Written exercise:
Pick up the forum thread about keeping rams and ewes where it stops, and write what comes next.

Quoted text:
------------------------

Thank you very much for your opinion.  You're right.  More good ideas to ponder.


----------



## barredcountrycoop

I am in the same situation kuntrygirl. i originally bought 1 ram and 2 ewes. i now have 2 additional rams both born of my ram and two of my ewes and two additional ewes. since i bought the original ram i do not have an exact age for him, he's probably not but three or four but i don't want to keep him too long and in fact have some one that wants him now. i only intend to keep 1 ram and four ewes. my 8 month old ram is beautiful, and i want to keep him, however one of the ewes is his mother. I've been told it wasn't a big problem although i really don't want to breed him with his mother, i am looking to see if i can trade his mother for another unrelated ewe to avoid any problems.


----------



## kuntrygirl

barredcountrycoop said:
			
		

> I am in the same situation kuntrygirl. i originally bought 1 ram and 2 ewes. i now have 2 additional rams both born of my ram and two of my ewes and two additional ewes. since i bought the original ram i do not have an exact age for him, he's probably not but three or four but i don't want to keep him too long and in fact have some one that wants him now. i only intend to keep 1 ram and four ewes. my 8 month old ram is beautiful, and i want to keep him, however one of the ewes is his mother. I've been told it wasn't a big problem although i really don't want to breed him with his mother, i am looking to see if i can trade his mother for another unrelated ewe to avoid any problems.

------------------------

Data:

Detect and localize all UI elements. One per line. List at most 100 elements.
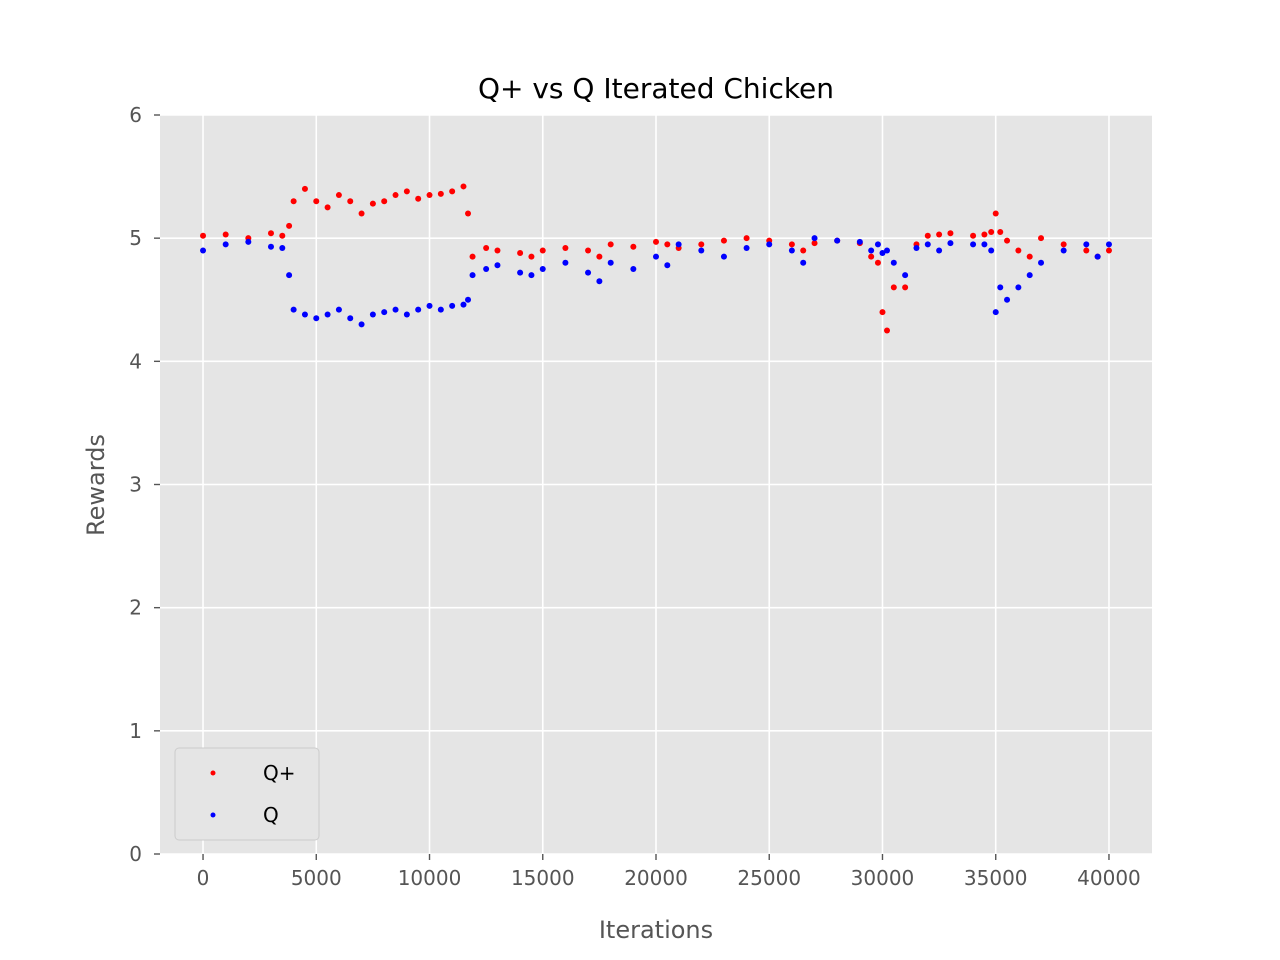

------------------------

In response:
Hey there!  Glad to see that you are from Louisiana.  What city?  Sorry to hear that you are in the same situation with me.  Unfortunately, I processed my adult ram this weekend.  He is in the freezer now.  I brought home 74lbs of meat.

The only other problem is that I now have 3 ram lambs and 1 ewe lamb and I will only be able to keep 1 ram lamb. I will have to either sell the other 2 ram lambs when they are old enough or process them as well.  It's a difficult decision to make but I know that it has to be done.  That will be too many rams with the ewes and too closely related.  I REALLY want to get rid of all of the ram lambs and get an unrelated Ram (if I can find a quality ram).  

I see that your signature says that you have Blackbelly Barbado.  Do you sell any of your males?  


Keep us informed on what you decide to do.

Glad to see another Louisiana friend on this site.


----------



## barredcountrycoop

I would certainly sell one. I have a beautiful 4 year old ram that someone has already asked about buying. I also have a four month old that is looking good. I will try to get a pic of him and download for you to see. My blackbellies are Texas Barbados Blackbelly. I will try to get pics of them online for you to look at. If you are interested I am quite sure we can work out a deal that would be satisfactory. We are not trying to make a living on them, we keep them for pleasure, what we sell pays for some of the feed. Haven't processed any to the freezer yet, but will. I love lamb chops and actually anxious to taste blackbelly. I understand it is quite tastey. HOwever if you have need of a ram I would much prefer to send him to you then eat him ,lol. I'll try to get you pics of him , mom and dad.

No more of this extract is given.